The task
Write out the listing exactly as it is given.

Stored entries
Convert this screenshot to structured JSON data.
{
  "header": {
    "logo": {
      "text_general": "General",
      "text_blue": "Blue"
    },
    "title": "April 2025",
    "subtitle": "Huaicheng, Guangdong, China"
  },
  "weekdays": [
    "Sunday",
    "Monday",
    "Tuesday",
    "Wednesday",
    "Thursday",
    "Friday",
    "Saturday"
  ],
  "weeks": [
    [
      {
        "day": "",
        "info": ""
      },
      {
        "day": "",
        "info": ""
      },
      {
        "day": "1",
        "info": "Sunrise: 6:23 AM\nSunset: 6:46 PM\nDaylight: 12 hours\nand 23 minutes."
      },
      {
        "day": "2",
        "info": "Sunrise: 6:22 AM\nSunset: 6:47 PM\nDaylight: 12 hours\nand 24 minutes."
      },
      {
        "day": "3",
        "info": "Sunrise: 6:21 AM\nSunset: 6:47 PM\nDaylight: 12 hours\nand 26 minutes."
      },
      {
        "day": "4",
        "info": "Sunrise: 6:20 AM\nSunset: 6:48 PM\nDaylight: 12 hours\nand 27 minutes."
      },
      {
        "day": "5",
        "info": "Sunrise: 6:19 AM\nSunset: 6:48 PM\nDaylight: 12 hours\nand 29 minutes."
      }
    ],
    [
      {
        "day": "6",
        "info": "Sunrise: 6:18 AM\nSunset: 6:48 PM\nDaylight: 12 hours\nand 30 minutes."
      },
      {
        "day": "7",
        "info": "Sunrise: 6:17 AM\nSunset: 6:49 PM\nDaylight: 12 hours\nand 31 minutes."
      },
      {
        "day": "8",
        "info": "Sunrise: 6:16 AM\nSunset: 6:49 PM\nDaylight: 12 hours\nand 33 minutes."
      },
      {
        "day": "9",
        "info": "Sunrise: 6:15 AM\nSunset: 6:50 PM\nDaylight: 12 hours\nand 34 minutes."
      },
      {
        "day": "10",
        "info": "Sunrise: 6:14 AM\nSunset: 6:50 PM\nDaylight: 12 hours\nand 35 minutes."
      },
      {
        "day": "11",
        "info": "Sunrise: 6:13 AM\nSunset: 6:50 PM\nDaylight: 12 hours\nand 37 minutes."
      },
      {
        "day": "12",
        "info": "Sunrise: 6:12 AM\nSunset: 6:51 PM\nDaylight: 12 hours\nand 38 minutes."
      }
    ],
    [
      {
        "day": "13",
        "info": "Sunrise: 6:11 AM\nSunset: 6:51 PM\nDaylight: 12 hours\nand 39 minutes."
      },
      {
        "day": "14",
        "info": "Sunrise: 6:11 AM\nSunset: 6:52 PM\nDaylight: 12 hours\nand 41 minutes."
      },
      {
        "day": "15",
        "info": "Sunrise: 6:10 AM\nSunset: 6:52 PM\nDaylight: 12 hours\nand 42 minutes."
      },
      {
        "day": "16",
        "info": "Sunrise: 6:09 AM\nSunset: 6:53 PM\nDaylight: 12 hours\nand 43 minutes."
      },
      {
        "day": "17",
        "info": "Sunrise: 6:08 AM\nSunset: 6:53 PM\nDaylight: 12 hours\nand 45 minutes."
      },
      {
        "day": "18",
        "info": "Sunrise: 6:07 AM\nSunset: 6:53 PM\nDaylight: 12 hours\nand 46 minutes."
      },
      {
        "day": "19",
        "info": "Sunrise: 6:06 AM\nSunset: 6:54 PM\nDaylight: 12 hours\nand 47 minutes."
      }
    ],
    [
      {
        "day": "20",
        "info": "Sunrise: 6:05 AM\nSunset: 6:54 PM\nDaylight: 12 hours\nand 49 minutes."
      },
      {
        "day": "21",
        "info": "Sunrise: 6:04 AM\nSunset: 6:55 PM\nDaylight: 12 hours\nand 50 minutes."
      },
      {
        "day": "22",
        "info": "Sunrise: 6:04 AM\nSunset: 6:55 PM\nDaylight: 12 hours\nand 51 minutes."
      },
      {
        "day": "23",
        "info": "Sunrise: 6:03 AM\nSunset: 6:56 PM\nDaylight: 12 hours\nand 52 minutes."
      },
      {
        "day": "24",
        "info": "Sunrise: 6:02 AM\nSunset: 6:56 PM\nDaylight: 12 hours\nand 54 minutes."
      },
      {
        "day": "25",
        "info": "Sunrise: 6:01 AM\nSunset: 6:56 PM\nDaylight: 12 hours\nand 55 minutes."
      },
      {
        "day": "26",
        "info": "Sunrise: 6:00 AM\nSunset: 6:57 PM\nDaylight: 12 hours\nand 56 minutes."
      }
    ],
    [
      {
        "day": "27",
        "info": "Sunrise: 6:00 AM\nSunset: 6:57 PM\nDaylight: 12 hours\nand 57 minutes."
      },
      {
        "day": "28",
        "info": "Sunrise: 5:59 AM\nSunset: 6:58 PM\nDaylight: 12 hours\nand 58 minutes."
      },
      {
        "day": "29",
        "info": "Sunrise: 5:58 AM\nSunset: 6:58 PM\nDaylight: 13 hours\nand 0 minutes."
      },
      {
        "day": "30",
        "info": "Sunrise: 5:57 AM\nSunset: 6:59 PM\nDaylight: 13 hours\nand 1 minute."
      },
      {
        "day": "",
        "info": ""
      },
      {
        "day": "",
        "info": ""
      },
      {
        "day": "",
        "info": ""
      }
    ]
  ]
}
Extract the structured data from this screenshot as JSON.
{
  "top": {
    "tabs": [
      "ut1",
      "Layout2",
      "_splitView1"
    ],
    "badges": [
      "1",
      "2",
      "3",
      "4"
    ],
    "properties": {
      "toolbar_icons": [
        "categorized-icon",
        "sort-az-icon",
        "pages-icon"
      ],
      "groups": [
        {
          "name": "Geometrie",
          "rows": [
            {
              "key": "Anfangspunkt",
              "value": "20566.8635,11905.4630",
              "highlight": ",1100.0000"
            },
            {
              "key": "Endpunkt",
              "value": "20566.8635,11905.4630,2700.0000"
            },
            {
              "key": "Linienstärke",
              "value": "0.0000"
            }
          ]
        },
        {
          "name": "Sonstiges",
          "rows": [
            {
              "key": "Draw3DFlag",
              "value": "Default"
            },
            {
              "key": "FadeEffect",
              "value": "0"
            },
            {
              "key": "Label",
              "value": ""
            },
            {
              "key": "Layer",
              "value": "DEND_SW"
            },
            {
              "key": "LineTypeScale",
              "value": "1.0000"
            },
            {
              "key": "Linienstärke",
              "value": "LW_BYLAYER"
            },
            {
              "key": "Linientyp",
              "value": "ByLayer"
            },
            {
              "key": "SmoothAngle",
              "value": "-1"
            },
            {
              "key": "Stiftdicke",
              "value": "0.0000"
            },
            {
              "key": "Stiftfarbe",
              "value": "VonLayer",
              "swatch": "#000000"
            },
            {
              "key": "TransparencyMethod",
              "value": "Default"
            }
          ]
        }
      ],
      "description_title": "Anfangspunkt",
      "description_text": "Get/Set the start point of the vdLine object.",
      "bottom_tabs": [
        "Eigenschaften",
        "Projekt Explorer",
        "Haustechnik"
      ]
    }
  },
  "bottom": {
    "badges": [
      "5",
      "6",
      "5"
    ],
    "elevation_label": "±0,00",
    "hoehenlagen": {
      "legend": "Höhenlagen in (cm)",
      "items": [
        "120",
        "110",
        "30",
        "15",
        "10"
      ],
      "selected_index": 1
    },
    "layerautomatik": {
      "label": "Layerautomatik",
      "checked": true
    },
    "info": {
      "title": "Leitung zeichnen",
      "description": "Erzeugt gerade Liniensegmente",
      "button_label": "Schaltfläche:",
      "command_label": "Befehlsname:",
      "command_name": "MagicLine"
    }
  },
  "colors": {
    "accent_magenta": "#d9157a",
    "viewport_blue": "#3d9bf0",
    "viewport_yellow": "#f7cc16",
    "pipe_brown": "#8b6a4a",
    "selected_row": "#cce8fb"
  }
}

Response
Convert this screenshot to structured JSON data.
{
  "header": {
    "logo": {
      "text_general": "General",
      "text_blue": "Blue"
    },
    "title": "April 2025",
    "subtitle": "Huaicheng, Guangdong, China"
  },
  "weekdays": [
    "Sunday",
    "Monday",
    "Tuesday",
    "Wednesday",
    "Thursday",
    "Friday",
    "Saturday"
  ],
  "weeks": [
    [
      {
        "day": "",
        "info": ""
      },
      {
        "day": "",
        "info": ""
      },
      {
        "day": "1",
        "info": "Sunrise: 6:23 AM\nSunset: 6:46 PM\nDaylight: 12 hours\nand 23 minutes."
      },
      {
        "day": "2",
        "info": "Sunrise: 6:22 AM\nSunset: 6:47 PM\nDaylight: 12 hours\nand 24 minutes."
      },
      {
        "day": "3",
        "info": "Sunrise: 6:21 AM\nSunset: 6:47 PM\nDaylight: 12 hours\nand 26 minutes."
      },
      {
        "day": "4",
        "info": "Sunrise: 6:20 AM\nSunset: 6:48 PM\nDaylight: 12 hours\nand 27 minutes."
      },
      {
        "day": "5",
        "info": "Sunrise: 6:19 AM\nSunset: 6:48 PM\nDaylight: 12 hours\nand 29 minutes."
      }
    ],
    [
      {
        "day": "6",
        "info": "Sunrise: 6:18 AM\nSunset: 6:48 PM\nDaylight: 12 hours\nand 30 minutes."
      },
      {
        "day": "7",
        "info": "Sunrise: 6:17 AM\nSunset: 6:49 PM\nDaylight: 12 hours\nand 31 minutes."
      },
      {
        "day": "8",
        "info": "Sunrise: 6:16 AM\nSunset: 6:49 PM\nDaylight: 12 hours\nand 33 minutes."
      },
      {
        "day": "9",
        "info": "Sunrise: 6:15 AM\nSunset: 6:50 PM\nDaylight: 12 hours\nand 34 minutes."
      },
      {
        "day": "10",
        "info": "Sunrise: 6:14 AM\nSunset: 6:50 PM\nDaylight: 12 hours\nand 35 minutes."
      },
      {
        "day": "11",
        "info": "Sunrise: 6:13 AM\nSunset: 6:50 PM\nDaylight: 12 hours\nand 37 minutes."
      },
      {
        "day": "12",
        "info": "Sunrise: 6:12 AM\nSunset: 6:51 PM\nDaylight: 12 hours\nand 38 minutes."
      }
    ],
    [
      {
        "day": "13",
        "info": "Sunrise: 6:11 AM\nSunset: 6:51 PM\nDaylight: 12 hours\nand 39 minutes."
      },
      {
        "day": "14",
        "info": "Sunrise: 6:11 AM\nSunset: 6:52 PM\nDaylight: 12 hours\nand 41 minutes."
      },
      {
        "day": "15",
        "info": "Sunrise: 6:10 AM\nSunset: 6:52 PM\nDaylight: 12 hours\nand 42 minutes."
      },
      {
        "day": "16",
        "info": "Sunrise: 6:09 AM\nSunset: 6:53 PM\nDaylight: 12 hours\nand 43 minutes."
      },
      {
        "day": "17",
        "info": "Sunrise: 6:08 AM\nSunset: 6:53 PM\nDaylight: 12 hours\nand 45 minutes."
      },
      {
        "day": "18",
        "info": "Sunrise: 6:07 AM\nSunset: 6:53 PM\nDaylight: 12 hours\nand 46 minutes."
      },
      {
        "day": "19",
        "info": "Sunrise: 6:06 AM\nSunset: 6:54 PM\nDaylight: 12 hours\nand 47 minutes."
      }
    ],
    [
      {
        "day": "20",
        "info": "Sunrise: 6:05 AM\nSunset: 6:54 PM\nDaylight: 12 hours\nand 49 minutes."
      },
      {
        "day": "21",
        "info": "Sunrise: 6:04 AM\nSunset: 6:55 PM\nDaylight: 12 hours\nand 50 minutes."
      },
      {
        "day": "22",
        "info": "Sunrise: 6:04 AM\nSunset: 6:55 PM\nDaylight: 12 hours\nand 51 minutes."
      },
      {
        "day": "23",
        "info": "Sunrise: 6:03 AM\nSunset: 6:56 PM\nDaylight: 12 hours\nand 52 minutes."
      },
      {
        "day": "24",
        "info": "Sunrise: 6:02 AM\nSunset: 6:56 PM\nDaylight: 12 hours\nand 54 minutes."
      },
      {
        "day": "25",
        "info": "Sunrise: 6:01 AM\nSunset: 6:56 PM\nDaylight: 12 hours\nand 55 minutes."
      },
      {
        "day": "26",
        "info": "Sunrise: 6:00 AM\nSunset: 6:57 PM\nDaylight: 12 hours\nand 56 minutes."
      }
    ],
    [
      {
        "day": "27",
        "info": "Sunrise: 6:00 AM\nSunset: 6:57 PM\nDaylight: 12 hours\nand 57 minutes."
      },
      {
        "day": "28",
        "info": "Sunrise: 5:59 AM\nSunset: 6:58 PM\nDaylight: 12 hours\nand 58 minutes."
      },
      {
        "day": "29",
        "info": "Sunrise: 5:58 AM\nSunset: 6:58 PM\nDaylight: 13 hours\nand 0 minutes."
      },
      {
        "day": "30",
        "info": "Sunrise: 5:57 AM\nSunset: 6:59 PM\nDaylight: 13 hours\nand 1 minute."
      },
      {
        "day": "",
        "info": ""
      },
      {
        "day": "",
        "info": ""
      },
      {
        "day": "",
        "info": ""
      }
    ]
  ]
}
Extract the structured data from this screenshot as JSON.
{
  "top": {
    "tabs": [
      "ut1",
      "Layout2",
      "_splitView1"
    ],
    "badges": [
      "1",
      "2",
      "3",
      "4"
    ],
    "properties": {
      "toolbar_icons": [
        "categorized-icon",
        "sort-az-icon",
        "pages-icon"
      ],
      "groups": [
        {
          "name": "Geometrie",
          "rows": [
            {
              "key": "Anfangspunkt",
              "value": "20566.8635,11905.4630",
              "highlight": ",1100.0000"
            },
            {
              "key": "Endpunkt",
              "value": "20566.8635,11905.4630,2700.0000"
            },
            {
              "key": "Linienstärke",
              "value": "0.0000"
            }
          ]
        },
        {
          "name": "Sonstiges",
          "rows": [
            {
              "key": "Draw3DFlag",
              "value": "Default"
            },
            {
              "key": "FadeEffect",
              "value": "0"
            },
            {
              "key": "Label",
              "value": ""
            },
            {
              "key": "Layer",
              "value": "DEND_SW"
            },
            {
              "key": "LineTypeScale",
              "value": "1.0000"
            },
            {
              "key": "Linienstärke",
              "value": "LW_BYLAYER"
            },
            {
              "key": "Linientyp",
              "value": "ByLayer"
            },
            {
              "key": "SmoothAngle",
              "value": "-1"
            },
            {
              "key": "Stiftdicke",
              "value": "0.0000"
            },
            {
              "key": "Stiftfarbe",
              "value": "VonLayer",
              "swatch": "#000000"
            },
            {
              "key": "TransparencyMethod",
              "value": "Default"
            }
          ]
        }
      ],
      "description_title": "Anfangspunkt",
      "description_text": "Get/Set the start point of the vdLine object.",
      "bottom_tabs": [
        "Eigenschaften",
        "Projekt Explorer",
        "Haustechnik"
      ]
    }
  },
  "bottom": {
    "badges": [
      "5",
      "6",
      "5"
    ],
    "elevation_label": "±0,00",
    "hoehenlagen": {
      "legend": "Höhenlagen in (cm)",
      "items": [
        "120",
        "110",
        "30",
        "15",
        "10"
      ],
      "selected_index": 1
    },
    "layerautomatik": {
      "label": "Layerautomatik",
      "checked": true
    },
    "info": {
      "title": "Leitung zeichnen",
      "description": "Erzeugt gerade Liniensegmente",
      "button_label": "Schaltfläche:",
      "command_label": "Befehlsname:",
      "command_name": "MagicLine"
    }
  },
  "colors": {
    "accent_magenta": "#d9157a",
    "viewport_blue": "#3d9bf0",
    "viewport_yellow": "#f7cc16",
    "pipe_brown": "#8b6a4a",
    "selected_row": "#cce8fb"
  }
}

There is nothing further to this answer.